▶ _What is expected_:
Repeat the entries below exactly as they appear, with no pictures.

[Figure content listings]
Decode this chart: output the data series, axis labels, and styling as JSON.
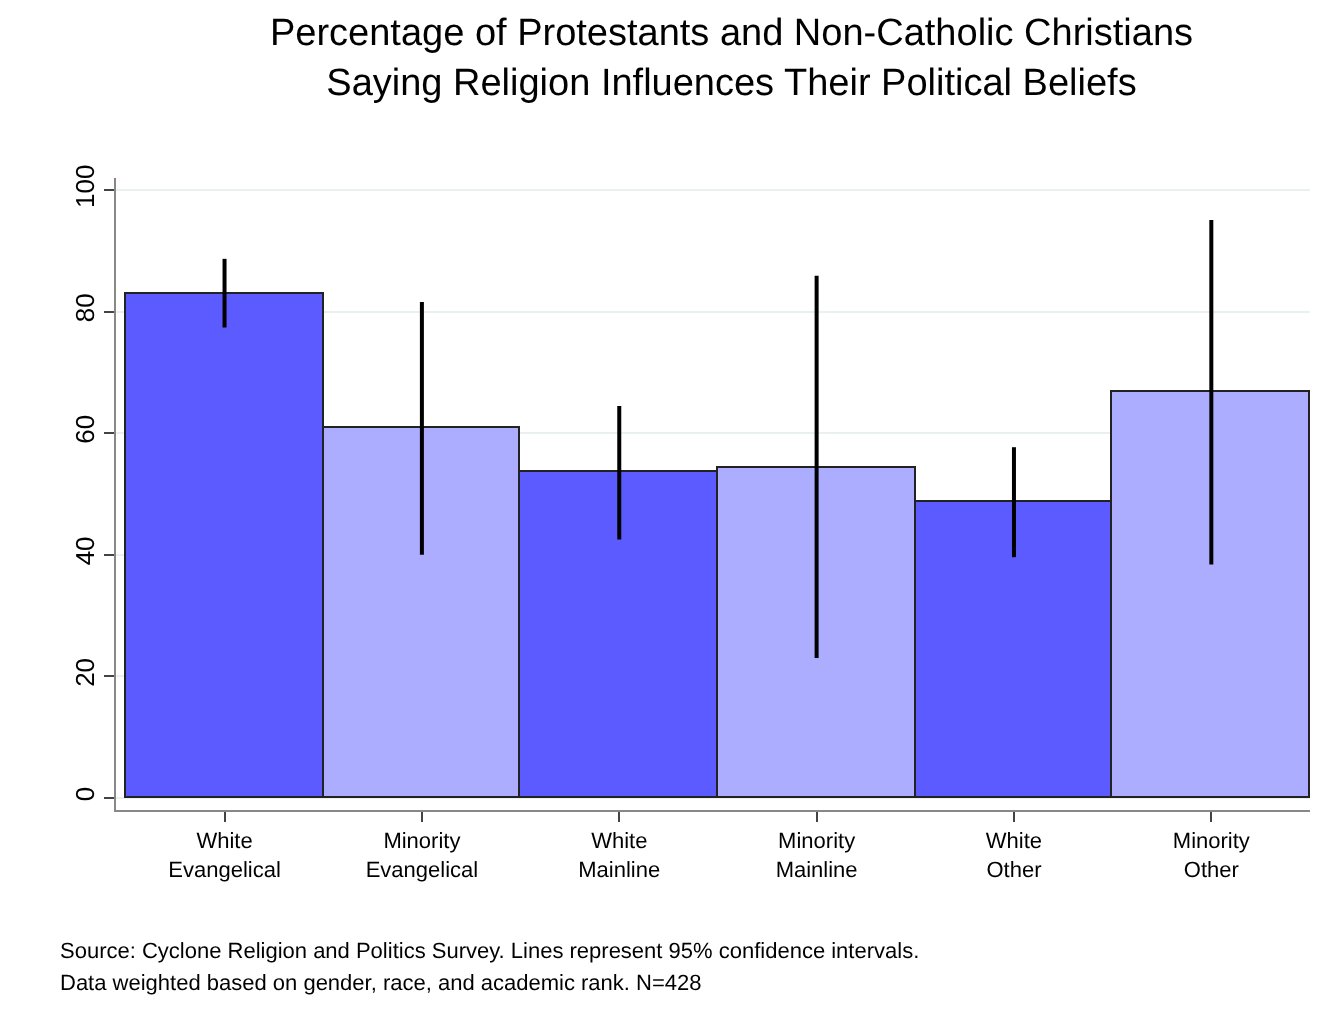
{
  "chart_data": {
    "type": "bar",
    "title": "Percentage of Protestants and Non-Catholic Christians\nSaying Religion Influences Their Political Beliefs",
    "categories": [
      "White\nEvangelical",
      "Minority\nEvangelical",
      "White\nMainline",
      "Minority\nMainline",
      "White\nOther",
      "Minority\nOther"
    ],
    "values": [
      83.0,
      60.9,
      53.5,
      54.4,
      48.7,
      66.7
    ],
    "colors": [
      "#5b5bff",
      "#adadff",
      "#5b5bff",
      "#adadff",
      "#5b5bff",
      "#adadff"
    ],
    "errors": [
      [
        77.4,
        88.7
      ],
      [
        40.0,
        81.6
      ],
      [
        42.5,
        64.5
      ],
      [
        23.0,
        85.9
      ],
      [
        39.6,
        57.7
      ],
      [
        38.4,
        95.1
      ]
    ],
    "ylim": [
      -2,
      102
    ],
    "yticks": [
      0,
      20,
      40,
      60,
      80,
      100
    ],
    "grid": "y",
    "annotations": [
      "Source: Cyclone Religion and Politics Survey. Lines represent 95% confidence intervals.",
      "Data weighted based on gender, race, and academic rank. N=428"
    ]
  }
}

▶ _Output of the task_:
Decode this chart: output the data series, axis labels, and styling as JSON.
{
  "chart_data": {
    "type": "bar",
    "title": "Percentage of Protestants and Non-Catholic Christians\nSaying Religion Influences Their Political Beliefs",
    "categories": [
      "White\nEvangelical",
      "Minority\nEvangelical",
      "White\nMainline",
      "Minority\nMainline",
      "White\nOther",
      "Minority\nOther"
    ],
    "values": [
      83.0,
      60.9,
      53.5,
      54.4,
      48.7,
      66.7
    ],
    "colors": [
      "#5b5bff",
      "#adadff",
      "#5b5bff",
      "#adadff",
      "#5b5bff",
      "#adadff"
    ],
    "errors": [
      [
        77.4,
        88.7
      ],
      [
        40.0,
        81.6
      ],
      [
        42.5,
        64.5
      ],
      [
        23.0,
        85.9
      ],
      [
        39.6,
        57.7
      ],
      [
        38.4,
        95.1
      ]
    ],
    "ylim": [
      -2,
      102
    ],
    "yticks": [
      0,
      20,
      40,
      60,
      80,
      100
    ],
    "grid": "y",
    "annotations": [
      "Source: Cyclone Religion and Politics Survey. Lines represent 95% confidence intervals.",
      "Data weighted based on gender, race, and academic rank. N=428"
    ]
  }
}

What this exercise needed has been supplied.